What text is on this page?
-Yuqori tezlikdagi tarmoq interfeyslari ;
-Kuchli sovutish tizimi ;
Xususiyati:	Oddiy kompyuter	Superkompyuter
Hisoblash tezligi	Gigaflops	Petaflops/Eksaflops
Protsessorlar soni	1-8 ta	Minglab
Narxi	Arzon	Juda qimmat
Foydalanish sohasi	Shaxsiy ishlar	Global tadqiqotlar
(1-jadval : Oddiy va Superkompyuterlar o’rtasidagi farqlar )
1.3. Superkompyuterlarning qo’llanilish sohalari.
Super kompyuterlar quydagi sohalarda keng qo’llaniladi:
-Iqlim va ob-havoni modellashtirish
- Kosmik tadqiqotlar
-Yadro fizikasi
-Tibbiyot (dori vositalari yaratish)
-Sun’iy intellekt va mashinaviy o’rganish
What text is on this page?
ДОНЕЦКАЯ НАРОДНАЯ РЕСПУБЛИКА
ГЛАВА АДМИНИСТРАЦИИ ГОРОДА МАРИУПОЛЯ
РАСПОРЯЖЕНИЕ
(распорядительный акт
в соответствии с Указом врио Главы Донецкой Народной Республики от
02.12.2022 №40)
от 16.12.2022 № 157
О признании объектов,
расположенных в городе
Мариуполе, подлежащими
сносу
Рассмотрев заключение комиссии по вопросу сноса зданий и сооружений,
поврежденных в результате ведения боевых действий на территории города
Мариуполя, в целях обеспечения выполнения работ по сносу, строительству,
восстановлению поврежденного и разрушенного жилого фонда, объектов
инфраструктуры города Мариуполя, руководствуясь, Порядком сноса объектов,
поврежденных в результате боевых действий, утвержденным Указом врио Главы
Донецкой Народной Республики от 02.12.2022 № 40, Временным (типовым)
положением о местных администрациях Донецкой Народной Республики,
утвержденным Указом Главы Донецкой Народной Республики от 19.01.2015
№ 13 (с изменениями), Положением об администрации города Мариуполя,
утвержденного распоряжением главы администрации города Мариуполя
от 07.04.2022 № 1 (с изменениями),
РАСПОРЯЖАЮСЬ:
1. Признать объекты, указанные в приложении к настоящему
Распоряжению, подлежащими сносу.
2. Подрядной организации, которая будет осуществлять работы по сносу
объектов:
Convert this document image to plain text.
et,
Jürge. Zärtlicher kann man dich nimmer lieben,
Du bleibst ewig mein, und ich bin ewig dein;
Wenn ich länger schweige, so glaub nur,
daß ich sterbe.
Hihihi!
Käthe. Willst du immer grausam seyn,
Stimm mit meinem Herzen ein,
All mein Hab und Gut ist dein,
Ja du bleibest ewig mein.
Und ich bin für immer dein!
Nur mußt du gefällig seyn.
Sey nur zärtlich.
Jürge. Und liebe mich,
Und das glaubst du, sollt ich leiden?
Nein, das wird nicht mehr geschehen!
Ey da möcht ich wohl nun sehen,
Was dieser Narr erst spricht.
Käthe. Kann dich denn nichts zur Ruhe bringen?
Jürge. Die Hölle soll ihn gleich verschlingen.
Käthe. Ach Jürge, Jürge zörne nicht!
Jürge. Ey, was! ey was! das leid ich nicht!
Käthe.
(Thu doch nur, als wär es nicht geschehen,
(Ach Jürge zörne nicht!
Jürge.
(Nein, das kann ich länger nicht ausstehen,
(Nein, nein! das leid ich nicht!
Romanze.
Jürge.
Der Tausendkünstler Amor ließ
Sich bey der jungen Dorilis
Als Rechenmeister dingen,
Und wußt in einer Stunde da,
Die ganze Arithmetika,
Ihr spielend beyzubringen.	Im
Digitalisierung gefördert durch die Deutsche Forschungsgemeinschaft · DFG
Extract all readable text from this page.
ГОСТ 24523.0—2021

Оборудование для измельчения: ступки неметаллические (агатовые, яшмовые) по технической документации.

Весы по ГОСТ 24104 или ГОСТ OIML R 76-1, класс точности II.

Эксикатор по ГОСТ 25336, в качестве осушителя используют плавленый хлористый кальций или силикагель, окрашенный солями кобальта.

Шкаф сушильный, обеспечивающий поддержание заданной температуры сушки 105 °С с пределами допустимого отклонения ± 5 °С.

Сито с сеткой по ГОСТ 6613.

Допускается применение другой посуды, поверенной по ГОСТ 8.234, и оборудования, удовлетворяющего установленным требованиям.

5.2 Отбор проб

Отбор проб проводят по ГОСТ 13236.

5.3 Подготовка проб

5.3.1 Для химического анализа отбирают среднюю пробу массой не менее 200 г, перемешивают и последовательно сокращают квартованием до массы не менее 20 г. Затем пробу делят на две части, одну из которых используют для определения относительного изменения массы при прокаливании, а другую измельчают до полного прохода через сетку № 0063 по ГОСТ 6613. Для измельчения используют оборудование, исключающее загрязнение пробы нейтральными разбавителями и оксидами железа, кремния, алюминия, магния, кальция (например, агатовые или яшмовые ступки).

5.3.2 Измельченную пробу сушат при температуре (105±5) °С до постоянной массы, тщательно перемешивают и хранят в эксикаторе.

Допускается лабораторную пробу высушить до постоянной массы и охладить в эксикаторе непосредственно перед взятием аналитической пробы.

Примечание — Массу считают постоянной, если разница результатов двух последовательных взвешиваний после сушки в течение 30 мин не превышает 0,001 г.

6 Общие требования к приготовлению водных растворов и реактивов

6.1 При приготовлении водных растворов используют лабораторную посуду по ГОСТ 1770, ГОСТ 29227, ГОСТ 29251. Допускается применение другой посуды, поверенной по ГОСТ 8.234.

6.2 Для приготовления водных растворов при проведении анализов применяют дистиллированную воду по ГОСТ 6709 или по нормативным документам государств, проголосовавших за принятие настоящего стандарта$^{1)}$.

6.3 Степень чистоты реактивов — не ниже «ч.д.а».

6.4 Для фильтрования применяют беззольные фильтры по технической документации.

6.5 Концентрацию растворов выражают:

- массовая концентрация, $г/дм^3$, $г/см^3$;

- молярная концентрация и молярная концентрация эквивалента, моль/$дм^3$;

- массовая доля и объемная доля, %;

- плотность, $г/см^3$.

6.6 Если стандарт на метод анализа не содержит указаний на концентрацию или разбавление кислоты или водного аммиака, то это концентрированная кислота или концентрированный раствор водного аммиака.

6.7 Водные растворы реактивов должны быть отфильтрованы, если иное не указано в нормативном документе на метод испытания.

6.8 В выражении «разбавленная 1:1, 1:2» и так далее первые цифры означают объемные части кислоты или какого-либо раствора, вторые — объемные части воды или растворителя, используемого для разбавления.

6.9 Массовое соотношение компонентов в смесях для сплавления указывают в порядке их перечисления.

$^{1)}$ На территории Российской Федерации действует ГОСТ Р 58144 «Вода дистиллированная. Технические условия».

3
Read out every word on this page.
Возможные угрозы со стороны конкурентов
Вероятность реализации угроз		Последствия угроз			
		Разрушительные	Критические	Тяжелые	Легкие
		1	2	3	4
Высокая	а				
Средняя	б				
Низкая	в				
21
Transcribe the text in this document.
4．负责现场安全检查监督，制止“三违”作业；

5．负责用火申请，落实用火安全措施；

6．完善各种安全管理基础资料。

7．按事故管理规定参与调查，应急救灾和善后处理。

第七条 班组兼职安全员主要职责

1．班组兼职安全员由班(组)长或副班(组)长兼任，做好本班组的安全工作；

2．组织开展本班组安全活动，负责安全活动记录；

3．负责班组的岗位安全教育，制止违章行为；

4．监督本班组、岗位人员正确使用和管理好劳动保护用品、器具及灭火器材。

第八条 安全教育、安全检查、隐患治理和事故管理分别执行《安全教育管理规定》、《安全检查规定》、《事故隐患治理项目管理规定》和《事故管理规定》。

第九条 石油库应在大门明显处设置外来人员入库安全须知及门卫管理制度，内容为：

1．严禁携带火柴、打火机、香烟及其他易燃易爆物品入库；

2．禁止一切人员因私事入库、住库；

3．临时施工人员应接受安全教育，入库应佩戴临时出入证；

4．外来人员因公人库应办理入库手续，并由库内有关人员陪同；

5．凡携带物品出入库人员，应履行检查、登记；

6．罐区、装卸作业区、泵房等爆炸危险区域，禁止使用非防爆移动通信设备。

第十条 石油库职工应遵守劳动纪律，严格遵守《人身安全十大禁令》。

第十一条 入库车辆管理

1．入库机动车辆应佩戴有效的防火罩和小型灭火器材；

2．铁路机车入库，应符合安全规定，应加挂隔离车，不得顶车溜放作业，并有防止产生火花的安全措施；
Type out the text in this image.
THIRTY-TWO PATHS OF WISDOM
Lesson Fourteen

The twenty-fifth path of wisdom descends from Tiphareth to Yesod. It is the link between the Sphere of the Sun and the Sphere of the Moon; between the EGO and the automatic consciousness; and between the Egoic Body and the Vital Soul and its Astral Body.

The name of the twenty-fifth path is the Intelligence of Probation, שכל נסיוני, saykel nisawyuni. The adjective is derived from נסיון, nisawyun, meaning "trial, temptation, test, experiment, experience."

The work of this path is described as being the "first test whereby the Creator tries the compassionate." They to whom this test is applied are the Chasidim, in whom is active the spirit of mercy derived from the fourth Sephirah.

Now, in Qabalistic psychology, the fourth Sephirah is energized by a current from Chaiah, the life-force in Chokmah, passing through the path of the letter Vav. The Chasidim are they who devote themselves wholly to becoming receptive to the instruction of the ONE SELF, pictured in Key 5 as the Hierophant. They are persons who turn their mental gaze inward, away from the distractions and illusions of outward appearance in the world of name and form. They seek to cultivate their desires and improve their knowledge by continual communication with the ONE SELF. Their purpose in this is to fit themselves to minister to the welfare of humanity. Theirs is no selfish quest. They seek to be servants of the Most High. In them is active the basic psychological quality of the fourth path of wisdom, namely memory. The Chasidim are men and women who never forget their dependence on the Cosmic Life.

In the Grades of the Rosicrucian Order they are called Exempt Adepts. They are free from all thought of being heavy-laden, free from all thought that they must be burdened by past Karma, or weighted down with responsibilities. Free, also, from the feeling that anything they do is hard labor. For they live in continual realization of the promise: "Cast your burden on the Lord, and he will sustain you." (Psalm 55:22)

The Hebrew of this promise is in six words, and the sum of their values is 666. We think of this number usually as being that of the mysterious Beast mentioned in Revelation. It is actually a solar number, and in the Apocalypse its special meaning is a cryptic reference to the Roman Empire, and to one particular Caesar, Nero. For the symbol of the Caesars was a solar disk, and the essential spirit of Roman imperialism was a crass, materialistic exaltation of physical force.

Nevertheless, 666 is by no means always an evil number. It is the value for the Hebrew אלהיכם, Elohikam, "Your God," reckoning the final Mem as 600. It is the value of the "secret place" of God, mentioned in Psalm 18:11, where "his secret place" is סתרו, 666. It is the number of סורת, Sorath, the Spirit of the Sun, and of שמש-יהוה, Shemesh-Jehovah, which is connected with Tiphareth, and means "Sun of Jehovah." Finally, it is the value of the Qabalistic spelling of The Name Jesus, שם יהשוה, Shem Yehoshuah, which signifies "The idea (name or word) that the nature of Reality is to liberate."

- [Task statement]:
Identify which lines contain the word "измельчения" and copy each one.

- [Response to the task]:
Оборудование для измельчения: ступки неметаллические (агатовые, яшмовые) по технической документации.
5.3.1 Для химического анализа отбирают среднюю пробу массой не менее 200 г, перемешивают и последовательно сокращают квартованием до массы не менее 20 г. Затем пробу делят на две части, одну из которых используют для определения относительного изменения массы при прокаливании, а другую измельчают до полного прохода через сетку № 0063 по ГОСТ 6613. Для измельчения используют оборудование, исключающее загрязнение пробы нейтральными разбавителями и оксидами железа, кремния, алюминия, магния, кальция (например, агатовые или яшмовые ступки).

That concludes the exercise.